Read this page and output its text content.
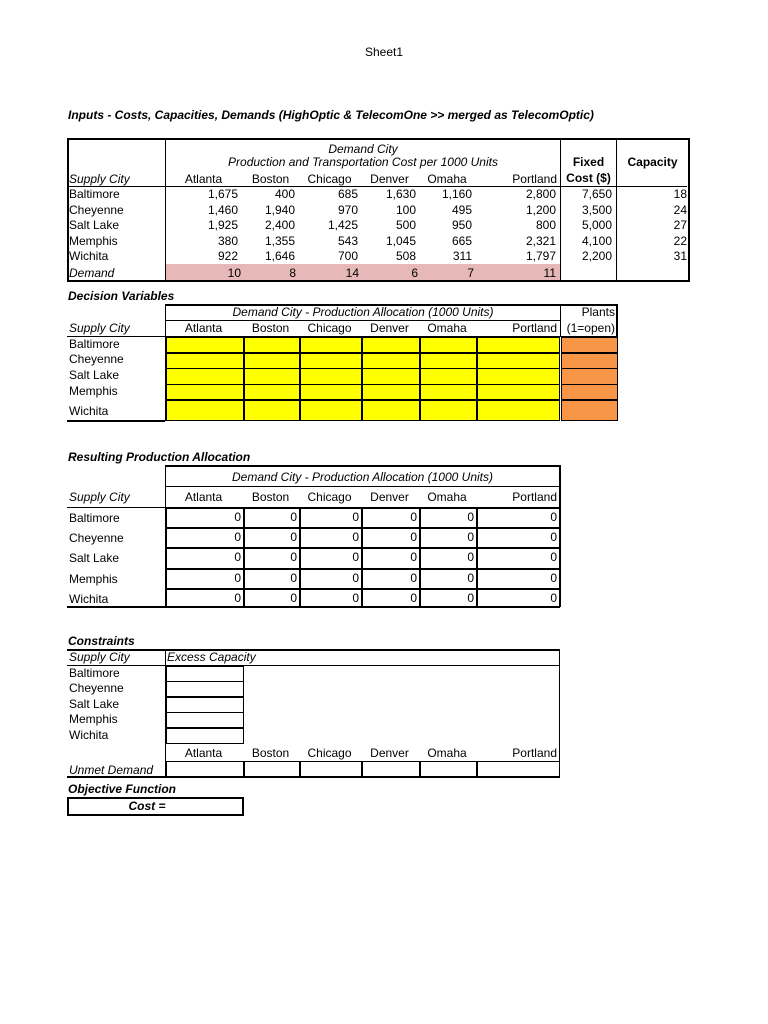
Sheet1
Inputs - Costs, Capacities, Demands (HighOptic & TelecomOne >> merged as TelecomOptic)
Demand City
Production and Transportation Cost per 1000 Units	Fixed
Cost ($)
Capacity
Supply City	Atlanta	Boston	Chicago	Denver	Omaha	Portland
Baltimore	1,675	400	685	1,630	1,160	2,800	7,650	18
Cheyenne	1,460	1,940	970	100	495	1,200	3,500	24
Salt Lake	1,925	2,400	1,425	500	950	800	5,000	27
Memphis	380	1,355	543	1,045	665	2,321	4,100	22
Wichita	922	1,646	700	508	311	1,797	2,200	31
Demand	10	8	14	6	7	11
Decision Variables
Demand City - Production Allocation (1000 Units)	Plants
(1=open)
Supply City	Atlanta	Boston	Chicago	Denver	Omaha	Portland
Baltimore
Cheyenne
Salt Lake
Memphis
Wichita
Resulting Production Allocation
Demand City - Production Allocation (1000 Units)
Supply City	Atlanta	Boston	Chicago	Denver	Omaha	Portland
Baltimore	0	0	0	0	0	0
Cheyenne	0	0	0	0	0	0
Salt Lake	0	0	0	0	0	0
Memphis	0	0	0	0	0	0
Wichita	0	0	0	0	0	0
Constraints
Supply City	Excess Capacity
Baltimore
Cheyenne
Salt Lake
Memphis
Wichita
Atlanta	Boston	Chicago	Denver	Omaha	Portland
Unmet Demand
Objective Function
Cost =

### EXERCISE DESCRIPTION
Every line should be retyped exactly, with the pictures omitted.

### ANSWER IN FULL
Read this page and output its text content.
Sheet1
Inputs - Costs, Capacities, Demands (HighOptic & TelecomOne >> merged as TelecomOptic)
Demand City
Production and Transportation Cost per 1000 Units	Fixed
Cost ($)
Capacity
Supply City	Atlanta	Boston	Chicago	Denver	Omaha	Portland
Baltimore	1,675	400	685	1,630	1,160	2,800	7,650	18
Cheyenne	1,460	1,940	970	100	495	1,200	3,500	24
Salt Lake	1,925	2,400	1,425	500	950	800	5,000	27
Memphis	380	1,355	543	1,045	665	2,321	4,100	22
Wichita	922	1,646	700	508	311	1,797	2,200	31
Demand	10	8	14	6	7	11
Decision Variables
Demand City - Production Allocation (1000 Units)	Plants
(1=open)
Supply City	Atlanta	Boston	Chicago	Denver	Omaha	Portland
Baltimore
Cheyenne
Salt Lake
Memphis
Wichita
Resulting Production Allocation
Demand City - Production Allocation (1000 Units)
Supply City	Atlanta	Boston	Chicago	Denver	Omaha	Portland
Baltimore	0	0	0	0	0	0
Cheyenne	0	0	0	0	0	0
Salt Lake	0	0	0	0	0	0
Memphis	0	0	0	0	0	0
Wichita	0	0	0	0	0	0
Constraints
Supply City	Excess Capacity
Baltimore
Cheyenne
Salt Lake
Memphis
Wichita
Atlanta	Boston	Chicago	Denver	Omaha	Portland
Unmet Demand
Objective Function
Cost =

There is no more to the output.